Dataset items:
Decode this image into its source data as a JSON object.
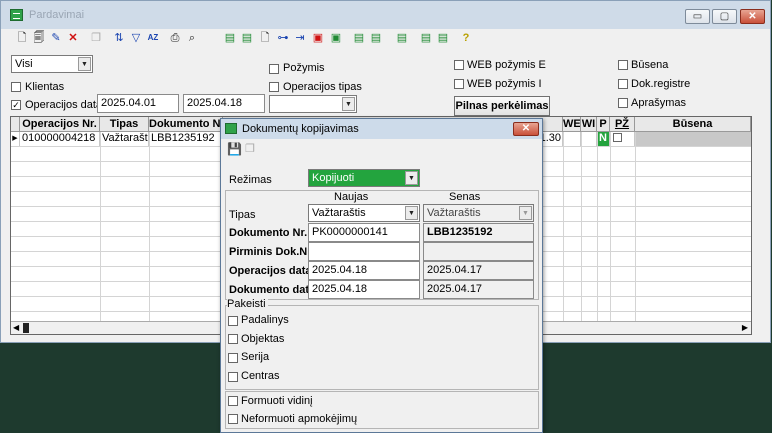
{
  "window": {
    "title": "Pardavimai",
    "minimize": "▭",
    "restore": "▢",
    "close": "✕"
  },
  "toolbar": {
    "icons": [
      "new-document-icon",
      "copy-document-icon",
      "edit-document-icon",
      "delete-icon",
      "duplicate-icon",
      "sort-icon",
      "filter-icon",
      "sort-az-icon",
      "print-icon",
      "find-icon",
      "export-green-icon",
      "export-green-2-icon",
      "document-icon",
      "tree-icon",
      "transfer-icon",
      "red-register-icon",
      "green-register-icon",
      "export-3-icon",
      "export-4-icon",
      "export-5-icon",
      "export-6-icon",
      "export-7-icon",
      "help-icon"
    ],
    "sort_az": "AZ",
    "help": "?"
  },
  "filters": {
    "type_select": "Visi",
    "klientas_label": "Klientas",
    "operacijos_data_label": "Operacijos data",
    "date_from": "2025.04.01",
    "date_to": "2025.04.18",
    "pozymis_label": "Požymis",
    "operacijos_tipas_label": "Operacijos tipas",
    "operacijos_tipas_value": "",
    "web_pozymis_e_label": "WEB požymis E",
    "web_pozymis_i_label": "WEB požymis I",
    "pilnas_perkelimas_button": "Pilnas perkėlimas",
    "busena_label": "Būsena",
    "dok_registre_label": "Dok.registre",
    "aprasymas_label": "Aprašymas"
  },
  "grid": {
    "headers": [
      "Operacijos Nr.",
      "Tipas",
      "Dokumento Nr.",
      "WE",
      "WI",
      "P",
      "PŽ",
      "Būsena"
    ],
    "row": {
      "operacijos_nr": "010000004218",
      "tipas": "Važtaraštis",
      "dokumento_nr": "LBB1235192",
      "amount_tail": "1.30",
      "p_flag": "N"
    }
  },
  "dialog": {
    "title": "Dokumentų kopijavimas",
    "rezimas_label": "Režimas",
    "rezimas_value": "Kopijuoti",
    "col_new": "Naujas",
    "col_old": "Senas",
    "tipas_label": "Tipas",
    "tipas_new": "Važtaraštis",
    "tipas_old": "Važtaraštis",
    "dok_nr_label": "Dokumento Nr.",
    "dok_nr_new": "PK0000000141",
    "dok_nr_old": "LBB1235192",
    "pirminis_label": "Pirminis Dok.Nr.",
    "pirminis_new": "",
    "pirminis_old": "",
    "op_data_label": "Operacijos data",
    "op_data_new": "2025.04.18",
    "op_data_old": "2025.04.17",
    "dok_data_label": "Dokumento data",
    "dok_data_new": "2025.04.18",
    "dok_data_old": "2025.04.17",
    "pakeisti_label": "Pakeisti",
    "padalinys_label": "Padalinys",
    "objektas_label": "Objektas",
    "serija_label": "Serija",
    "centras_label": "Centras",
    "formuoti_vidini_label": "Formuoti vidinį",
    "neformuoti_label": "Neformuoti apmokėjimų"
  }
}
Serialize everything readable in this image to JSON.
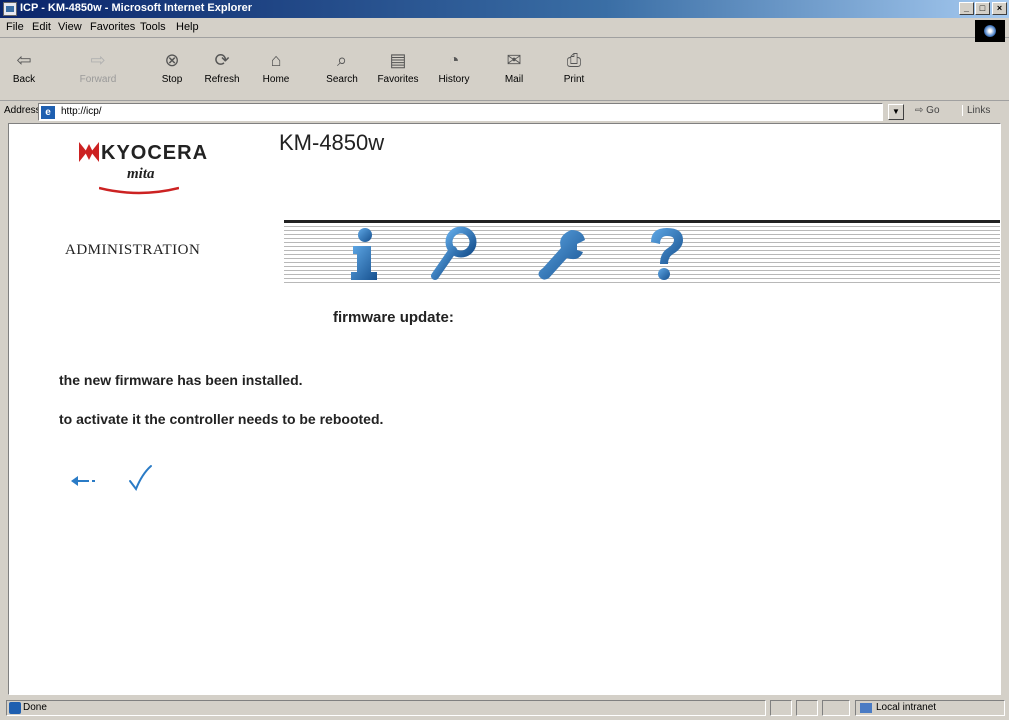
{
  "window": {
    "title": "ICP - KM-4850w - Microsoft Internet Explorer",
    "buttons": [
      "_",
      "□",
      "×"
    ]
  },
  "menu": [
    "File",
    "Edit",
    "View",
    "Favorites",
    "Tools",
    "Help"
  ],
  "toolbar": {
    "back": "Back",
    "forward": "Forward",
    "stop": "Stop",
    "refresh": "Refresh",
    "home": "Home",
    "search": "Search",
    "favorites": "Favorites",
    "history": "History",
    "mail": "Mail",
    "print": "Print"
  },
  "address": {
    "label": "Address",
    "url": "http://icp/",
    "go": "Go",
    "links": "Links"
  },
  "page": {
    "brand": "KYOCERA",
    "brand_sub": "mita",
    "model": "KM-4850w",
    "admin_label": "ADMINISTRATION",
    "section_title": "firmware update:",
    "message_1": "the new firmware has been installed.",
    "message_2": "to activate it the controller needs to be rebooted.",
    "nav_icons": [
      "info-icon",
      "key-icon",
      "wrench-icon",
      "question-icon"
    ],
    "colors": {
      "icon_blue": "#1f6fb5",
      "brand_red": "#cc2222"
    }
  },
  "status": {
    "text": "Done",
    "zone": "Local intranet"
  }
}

WHAT YOU NEED TO DO: Produce an exact copy of only those lines that run from the line with "Serialize everything readable" to the final line of the records, including both; exclude images.

TASK RESULT:
Serialize everything readable in this image to JSON.
{
  "window": {
    "title": "ICP - KM-4850w - Microsoft Internet Explorer",
    "buttons": [
      "_",
      "□",
      "×"
    ]
  },
  "menu": [
    "File",
    "Edit",
    "View",
    "Favorites",
    "Tools",
    "Help"
  ],
  "toolbar": {
    "back": "Back",
    "forward": "Forward",
    "stop": "Stop",
    "refresh": "Refresh",
    "home": "Home",
    "search": "Search",
    "favorites": "Favorites",
    "history": "History",
    "mail": "Mail",
    "print": "Print"
  },
  "address": {
    "label": "Address",
    "url": "http://icp/",
    "go": "Go",
    "links": "Links"
  },
  "page": {
    "brand": "KYOCERA",
    "brand_sub": "mita",
    "model": "KM-4850w",
    "admin_label": "ADMINISTRATION",
    "section_title": "firmware update:",
    "message_1": "the new firmware has been installed.",
    "message_2": "to activate it the controller needs to be rebooted.",
    "nav_icons": [
      "info-icon",
      "key-icon",
      "wrench-icon",
      "question-icon"
    ],
    "colors": {
      "icon_blue": "#1f6fb5",
      "brand_red": "#cc2222"
    }
  },
  "status": {
    "text": "Done",
    "zone": "Local intranet"
  }
}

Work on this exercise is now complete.